## Directions
Go through the material and pull out every line with the string "Соломенский" in it.
───
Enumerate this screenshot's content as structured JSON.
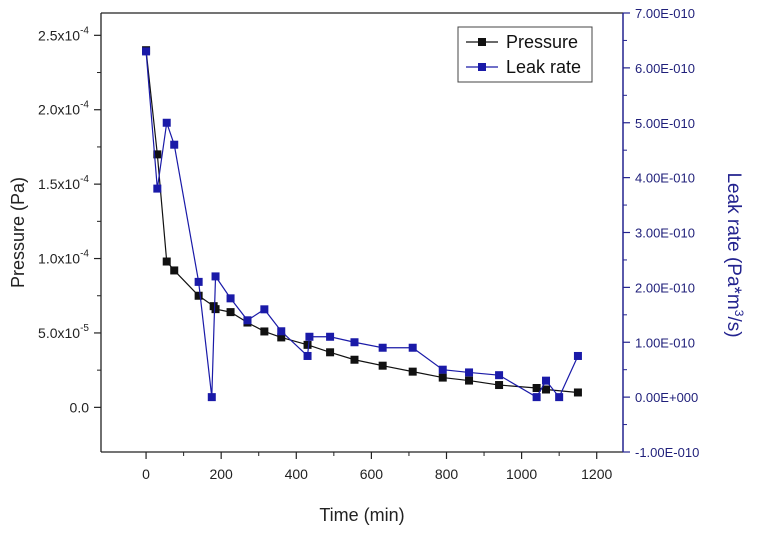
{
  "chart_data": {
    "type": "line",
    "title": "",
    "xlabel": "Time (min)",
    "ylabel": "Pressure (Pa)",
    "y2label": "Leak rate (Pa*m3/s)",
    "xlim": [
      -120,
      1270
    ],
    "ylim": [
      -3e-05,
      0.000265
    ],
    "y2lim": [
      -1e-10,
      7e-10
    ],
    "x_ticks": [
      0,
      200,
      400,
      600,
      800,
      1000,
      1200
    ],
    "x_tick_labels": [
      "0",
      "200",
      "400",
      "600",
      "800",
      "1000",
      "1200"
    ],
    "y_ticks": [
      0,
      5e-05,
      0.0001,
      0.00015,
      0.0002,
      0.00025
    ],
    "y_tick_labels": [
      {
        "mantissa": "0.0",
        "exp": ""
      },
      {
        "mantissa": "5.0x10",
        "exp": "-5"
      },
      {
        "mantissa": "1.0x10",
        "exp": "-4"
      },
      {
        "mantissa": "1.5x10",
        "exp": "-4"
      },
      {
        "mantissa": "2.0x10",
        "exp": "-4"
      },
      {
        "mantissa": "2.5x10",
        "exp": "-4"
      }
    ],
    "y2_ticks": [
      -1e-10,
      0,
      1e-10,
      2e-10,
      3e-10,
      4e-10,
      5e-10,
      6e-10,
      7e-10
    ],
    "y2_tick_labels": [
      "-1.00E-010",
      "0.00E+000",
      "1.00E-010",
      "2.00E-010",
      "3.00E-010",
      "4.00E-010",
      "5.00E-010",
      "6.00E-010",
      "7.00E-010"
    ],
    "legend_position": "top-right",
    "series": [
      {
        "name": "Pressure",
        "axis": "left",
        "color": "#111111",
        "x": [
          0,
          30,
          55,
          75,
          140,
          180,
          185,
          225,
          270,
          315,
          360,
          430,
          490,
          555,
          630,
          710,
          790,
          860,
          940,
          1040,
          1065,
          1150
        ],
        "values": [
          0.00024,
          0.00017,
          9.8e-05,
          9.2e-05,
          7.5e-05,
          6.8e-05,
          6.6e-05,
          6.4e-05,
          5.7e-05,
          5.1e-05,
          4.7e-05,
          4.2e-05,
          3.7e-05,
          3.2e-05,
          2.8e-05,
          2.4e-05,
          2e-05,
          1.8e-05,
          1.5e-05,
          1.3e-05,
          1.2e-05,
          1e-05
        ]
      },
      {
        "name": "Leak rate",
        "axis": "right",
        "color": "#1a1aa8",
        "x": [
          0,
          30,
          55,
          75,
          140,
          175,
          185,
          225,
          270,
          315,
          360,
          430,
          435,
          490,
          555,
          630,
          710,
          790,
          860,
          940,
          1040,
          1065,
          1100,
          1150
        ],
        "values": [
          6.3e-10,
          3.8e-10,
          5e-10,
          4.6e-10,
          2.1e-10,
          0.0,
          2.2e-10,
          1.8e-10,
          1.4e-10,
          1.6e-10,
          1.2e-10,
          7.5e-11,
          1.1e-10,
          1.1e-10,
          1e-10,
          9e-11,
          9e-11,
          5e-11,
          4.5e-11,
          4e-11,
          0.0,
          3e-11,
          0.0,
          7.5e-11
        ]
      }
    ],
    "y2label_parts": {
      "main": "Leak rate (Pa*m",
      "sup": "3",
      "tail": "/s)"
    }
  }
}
───
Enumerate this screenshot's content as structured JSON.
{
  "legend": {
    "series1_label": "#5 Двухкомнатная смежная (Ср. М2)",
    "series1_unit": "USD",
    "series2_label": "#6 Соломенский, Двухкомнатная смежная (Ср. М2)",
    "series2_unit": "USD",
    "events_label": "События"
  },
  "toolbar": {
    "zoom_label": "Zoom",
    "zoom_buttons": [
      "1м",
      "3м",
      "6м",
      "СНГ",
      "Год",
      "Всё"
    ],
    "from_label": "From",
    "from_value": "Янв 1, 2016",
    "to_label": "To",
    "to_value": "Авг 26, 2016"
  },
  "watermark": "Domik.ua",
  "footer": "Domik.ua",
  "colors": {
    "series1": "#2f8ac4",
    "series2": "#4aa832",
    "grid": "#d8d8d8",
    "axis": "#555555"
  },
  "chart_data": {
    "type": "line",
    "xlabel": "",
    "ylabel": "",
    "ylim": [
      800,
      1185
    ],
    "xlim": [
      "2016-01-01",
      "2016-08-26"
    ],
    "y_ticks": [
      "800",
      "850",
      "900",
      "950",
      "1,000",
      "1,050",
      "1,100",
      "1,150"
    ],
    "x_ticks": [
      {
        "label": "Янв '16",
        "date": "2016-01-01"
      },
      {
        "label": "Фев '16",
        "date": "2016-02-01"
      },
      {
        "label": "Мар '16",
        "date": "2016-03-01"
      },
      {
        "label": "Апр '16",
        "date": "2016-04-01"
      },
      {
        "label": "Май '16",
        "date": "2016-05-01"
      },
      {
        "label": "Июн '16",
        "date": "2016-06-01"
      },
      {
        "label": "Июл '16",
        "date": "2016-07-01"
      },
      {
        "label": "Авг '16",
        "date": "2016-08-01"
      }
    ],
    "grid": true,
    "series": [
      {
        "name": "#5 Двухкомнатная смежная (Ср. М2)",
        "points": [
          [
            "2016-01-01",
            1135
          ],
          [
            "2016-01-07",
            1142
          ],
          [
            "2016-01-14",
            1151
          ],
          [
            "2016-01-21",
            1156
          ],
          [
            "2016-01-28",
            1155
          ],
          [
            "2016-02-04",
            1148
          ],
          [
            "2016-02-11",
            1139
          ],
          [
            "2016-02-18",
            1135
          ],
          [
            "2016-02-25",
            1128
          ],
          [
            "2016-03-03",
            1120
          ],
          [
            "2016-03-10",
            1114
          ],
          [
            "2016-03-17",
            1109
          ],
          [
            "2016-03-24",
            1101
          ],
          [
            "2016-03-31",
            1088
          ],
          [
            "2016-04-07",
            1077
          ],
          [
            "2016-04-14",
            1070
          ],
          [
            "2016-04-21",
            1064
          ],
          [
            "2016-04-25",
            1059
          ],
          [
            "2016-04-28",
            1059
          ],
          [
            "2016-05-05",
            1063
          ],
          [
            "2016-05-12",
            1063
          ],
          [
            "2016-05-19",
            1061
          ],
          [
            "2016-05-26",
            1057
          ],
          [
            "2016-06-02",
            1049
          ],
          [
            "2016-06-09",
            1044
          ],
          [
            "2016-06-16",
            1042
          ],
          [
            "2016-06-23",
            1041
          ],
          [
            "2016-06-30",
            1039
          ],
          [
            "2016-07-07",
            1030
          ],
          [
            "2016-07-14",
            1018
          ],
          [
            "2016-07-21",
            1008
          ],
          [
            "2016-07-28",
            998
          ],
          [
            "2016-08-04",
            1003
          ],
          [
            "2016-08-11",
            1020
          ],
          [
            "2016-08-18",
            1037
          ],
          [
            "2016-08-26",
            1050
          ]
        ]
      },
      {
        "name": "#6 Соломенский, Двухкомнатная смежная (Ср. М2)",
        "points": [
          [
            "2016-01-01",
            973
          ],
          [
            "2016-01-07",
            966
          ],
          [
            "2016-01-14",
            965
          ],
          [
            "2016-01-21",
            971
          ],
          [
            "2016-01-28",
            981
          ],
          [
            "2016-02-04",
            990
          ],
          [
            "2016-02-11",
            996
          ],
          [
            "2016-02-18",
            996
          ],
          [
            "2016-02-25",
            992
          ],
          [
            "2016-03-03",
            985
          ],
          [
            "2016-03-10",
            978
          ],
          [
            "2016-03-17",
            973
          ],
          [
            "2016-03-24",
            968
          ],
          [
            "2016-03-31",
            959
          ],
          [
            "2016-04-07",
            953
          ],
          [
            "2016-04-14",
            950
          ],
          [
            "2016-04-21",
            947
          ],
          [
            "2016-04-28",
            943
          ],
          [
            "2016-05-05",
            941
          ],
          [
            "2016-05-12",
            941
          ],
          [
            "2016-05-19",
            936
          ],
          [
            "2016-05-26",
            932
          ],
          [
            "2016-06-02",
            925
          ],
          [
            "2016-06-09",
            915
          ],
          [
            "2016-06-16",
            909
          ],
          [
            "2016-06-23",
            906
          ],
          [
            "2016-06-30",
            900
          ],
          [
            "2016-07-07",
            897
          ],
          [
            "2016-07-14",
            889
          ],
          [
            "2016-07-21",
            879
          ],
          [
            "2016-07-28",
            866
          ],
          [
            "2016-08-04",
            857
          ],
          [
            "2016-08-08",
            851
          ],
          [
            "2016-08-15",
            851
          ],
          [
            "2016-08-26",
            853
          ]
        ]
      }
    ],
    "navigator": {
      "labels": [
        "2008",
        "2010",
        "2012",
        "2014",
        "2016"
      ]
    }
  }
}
───
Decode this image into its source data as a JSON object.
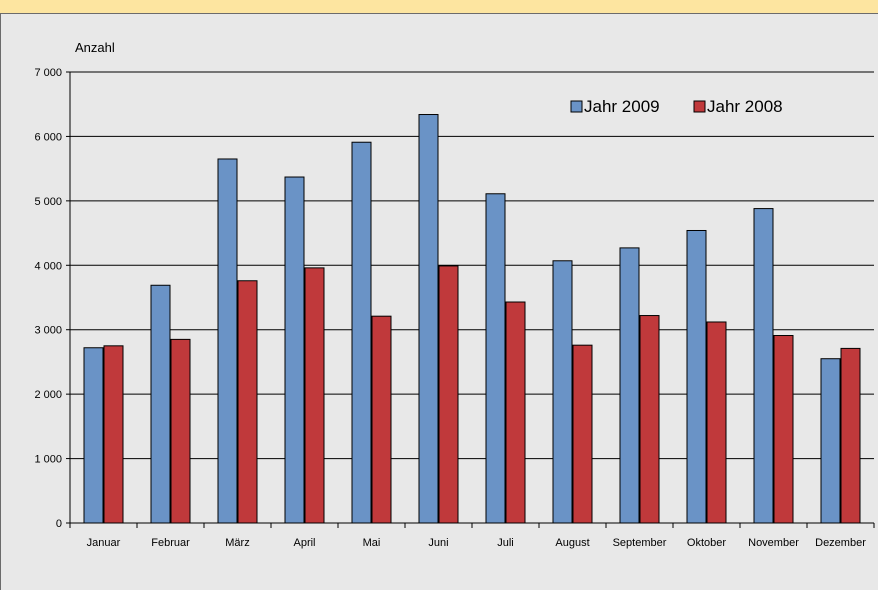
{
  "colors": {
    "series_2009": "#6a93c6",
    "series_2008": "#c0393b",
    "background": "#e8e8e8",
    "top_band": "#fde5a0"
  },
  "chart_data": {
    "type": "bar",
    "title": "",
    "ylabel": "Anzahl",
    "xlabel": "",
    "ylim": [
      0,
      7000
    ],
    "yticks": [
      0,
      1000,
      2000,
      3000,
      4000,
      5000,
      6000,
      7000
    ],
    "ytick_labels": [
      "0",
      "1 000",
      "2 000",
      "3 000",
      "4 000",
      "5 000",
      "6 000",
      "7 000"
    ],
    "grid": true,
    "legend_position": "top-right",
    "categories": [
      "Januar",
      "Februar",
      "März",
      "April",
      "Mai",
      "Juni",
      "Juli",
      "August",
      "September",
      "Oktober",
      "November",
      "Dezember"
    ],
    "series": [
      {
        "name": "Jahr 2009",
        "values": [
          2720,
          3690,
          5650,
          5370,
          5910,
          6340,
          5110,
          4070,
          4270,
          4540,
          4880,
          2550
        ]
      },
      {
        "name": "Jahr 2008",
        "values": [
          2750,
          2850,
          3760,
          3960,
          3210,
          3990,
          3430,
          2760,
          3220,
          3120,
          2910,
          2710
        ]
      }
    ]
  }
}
───
## Problem solution
    "series2_label": "#6 Соломенский, Двухкомнатная смежная (Ср. М2)",
        "name": "#6 Соломенский, Двухкомнатная смежная (Ср. М2)",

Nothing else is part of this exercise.